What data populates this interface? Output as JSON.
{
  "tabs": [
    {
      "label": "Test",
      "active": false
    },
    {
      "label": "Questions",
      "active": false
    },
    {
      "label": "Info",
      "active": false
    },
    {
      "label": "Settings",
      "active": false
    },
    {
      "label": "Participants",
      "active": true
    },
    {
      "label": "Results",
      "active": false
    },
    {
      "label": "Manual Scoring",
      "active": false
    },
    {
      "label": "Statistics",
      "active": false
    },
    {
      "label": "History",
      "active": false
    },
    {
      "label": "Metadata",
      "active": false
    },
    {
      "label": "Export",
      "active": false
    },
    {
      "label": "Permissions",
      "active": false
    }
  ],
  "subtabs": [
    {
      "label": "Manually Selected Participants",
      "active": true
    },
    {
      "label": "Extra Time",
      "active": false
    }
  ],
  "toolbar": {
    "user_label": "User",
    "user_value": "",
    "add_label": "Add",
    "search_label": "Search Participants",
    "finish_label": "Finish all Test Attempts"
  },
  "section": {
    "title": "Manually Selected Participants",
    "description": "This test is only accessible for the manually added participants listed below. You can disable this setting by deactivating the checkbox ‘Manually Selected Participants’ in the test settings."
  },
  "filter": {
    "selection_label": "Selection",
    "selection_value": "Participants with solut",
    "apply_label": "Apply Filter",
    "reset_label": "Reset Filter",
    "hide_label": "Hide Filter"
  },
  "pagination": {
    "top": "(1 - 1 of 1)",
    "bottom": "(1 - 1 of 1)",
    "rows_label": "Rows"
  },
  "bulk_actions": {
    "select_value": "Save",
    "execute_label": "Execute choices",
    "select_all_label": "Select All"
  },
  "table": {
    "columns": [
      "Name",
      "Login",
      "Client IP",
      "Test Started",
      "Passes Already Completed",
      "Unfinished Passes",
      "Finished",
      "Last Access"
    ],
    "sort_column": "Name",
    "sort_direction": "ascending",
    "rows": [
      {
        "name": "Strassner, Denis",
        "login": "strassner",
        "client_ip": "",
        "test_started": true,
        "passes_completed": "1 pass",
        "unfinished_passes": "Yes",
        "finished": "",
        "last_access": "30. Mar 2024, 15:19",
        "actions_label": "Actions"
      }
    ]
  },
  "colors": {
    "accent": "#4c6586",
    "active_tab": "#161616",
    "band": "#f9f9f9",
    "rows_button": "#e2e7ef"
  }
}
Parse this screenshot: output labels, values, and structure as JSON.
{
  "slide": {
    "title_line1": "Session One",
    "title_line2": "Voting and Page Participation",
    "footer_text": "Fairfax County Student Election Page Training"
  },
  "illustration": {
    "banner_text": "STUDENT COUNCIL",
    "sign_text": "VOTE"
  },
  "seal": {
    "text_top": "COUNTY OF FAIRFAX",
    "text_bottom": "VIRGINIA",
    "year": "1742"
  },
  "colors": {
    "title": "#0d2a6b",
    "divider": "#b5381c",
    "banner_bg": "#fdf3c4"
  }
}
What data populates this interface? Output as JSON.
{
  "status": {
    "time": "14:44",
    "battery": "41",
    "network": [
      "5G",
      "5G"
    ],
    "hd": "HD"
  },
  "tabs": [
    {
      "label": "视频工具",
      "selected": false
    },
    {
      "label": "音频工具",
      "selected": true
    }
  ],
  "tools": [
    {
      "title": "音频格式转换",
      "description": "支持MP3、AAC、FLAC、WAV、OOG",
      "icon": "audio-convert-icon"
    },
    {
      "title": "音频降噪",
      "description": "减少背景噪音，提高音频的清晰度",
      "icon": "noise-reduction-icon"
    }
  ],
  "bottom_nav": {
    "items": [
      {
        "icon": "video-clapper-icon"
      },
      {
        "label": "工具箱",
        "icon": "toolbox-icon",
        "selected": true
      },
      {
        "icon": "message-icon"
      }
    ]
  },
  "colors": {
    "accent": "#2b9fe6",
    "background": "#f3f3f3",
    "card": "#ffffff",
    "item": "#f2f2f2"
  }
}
§
=== WHAT THE TASK ASKS ===
Every record above must be duplicated exactly.

=== SOLUTION TO THE EXERCISE ===
What data populates this interface? Output as JSON.
{
  "tabs": [
    {
      "label": "Test",
      "active": false
    },
    {
      "label": "Questions",
      "active": false
    },
    {
      "label": "Info",
      "active": false
    },
    {
      "label": "Settings",
      "active": false
    },
    {
      "label": "Participants",
      "active": true
    },
    {
      "label": "Results",
      "active": false
    },
    {
      "label": "Manual Scoring",
      "active": false
    },
    {
      "label": "Statistics",
      "active": false
    },
    {
      "label": "History",
      "active": false
    },
    {
      "label": "Metadata",
      "active": false
    },
    {
      "label": "Export",
      "active": false
    },
    {
      "label": "Permissions",
      "active": false
    }
  ],
  "subtabs": [
    {
      "label": "Manually Selected Participants",
      "active": true
    },
    {
      "label": "Extra Time",
      "active": false
    }
  ],
  "toolbar": {
    "user_label": "User",
    "user_value": "",
    "add_label": "Add",
    "search_label": "Search Participants",
    "finish_label": "Finish all Test Attempts"
  },
  "section": {
    "title": "Manually Selected Participants",
    "description": "This test is only accessible for the manually added participants listed below. You can disable this setting by deactivating the checkbox ‘Manually Selected Participants’ in the test settings."
  },
  "filter": {
    "selection_label": "Selection",
    "selection_value": "Participants with solut",
    "apply_label": "Apply Filter",
    "reset_label": "Reset Filter",
    "hide_label": "Hide Filter"
  },
  "pagination": {
    "top": "(1 - 1 of 1)",
    "bottom": "(1 - 1 of 1)",
    "rows_label": "Rows"
  },
  "bulk_actions": {
    "select_value": "Save",
    "execute_label": "Execute choices",
    "select_all_label": "Select All"
  },
  "table": {
    "columns": [
      "Name",
      "Login",
      "Client IP",
      "Test Started",
      "Passes Already Completed",
      "Unfinished Passes",
      "Finished",
      "Last Access"
    ],
    "sort_column": "Name",
    "sort_direction": "ascending",
    "rows": [
      {
        "name": "Strassner, Denis",
        "login": "strassner",
        "client_ip": "",
        "test_started": true,
        "passes_completed": "1 pass",
        "unfinished_passes": "Yes",
        "finished": "",
        "last_access": "30. Mar 2024, 15:19",
        "actions_label": "Actions"
      }
    ]
  },
  "colors": {
    "accent": "#4c6586",
    "active_tab": "#161616",
    "band": "#f9f9f9",
    "rows_button": "#e2e7ef"
  }
}
Parse this screenshot: output labels, values, and structure as JSON.
{
  "slide": {
    "title_line1": "Session One",
    "title_line2": "Voting and Page Participation",
    "footer_text": "Fairfax County Student Election Page Training"
  },
  "illustration": {
    "banner_text": "STUDENT COUNCIL",
    "sign_text": "VOTE"
  },
  "seal": {
    "text_top": "COUNTY OF FAIRFAX",
    "text_bottom": "VIRGINIA",
    "year": "1742"
  },
  "colors": {
    "title": "#0d2a6b",
    "divider": "#b5381c",
    "banner_bg": "#fdf3c4"
  }
}
What data populates this interface? Output as JSON.
{
  "status": {
    "time": "14:44",
    "battery": "41",
    "network": [
      "5G",
      "5G"
    ],
    "hd": "HD"
  },
  "tabs": [
    {
      "label": "视频工具",
      "selected": false
    },
    {
      "label": "音频工具",
      "selected": true
    }
  ],
  "tools": [
    {
      "title": "音频格式转换",
      "description": "支持MP3、AAC、FLAC、WAV、OOG",
      "icon": "audio-convert-icon"
    },
    {
      "title": "音频降噪",
      "description": "减少背景噪音，提高音频的清晰度",
      "icon": "noise-reduction-icon"
    }
  ],
  "bottom_nav": {
    "items": [
      {
        "icon": "video-clapper-icon"
      },
      {
        "label": "工具箱",
        "icon": "toolbox-icon",
        "selected": true
      },
      {
        "icon": "message-icon"
      }
    ]
  },
  "colors": {
    "accent": "#2b9fe6",
    "background": "#f3f3f3",
    "card": "#ffffff",
    "item": "#f2f2f2"
  }
}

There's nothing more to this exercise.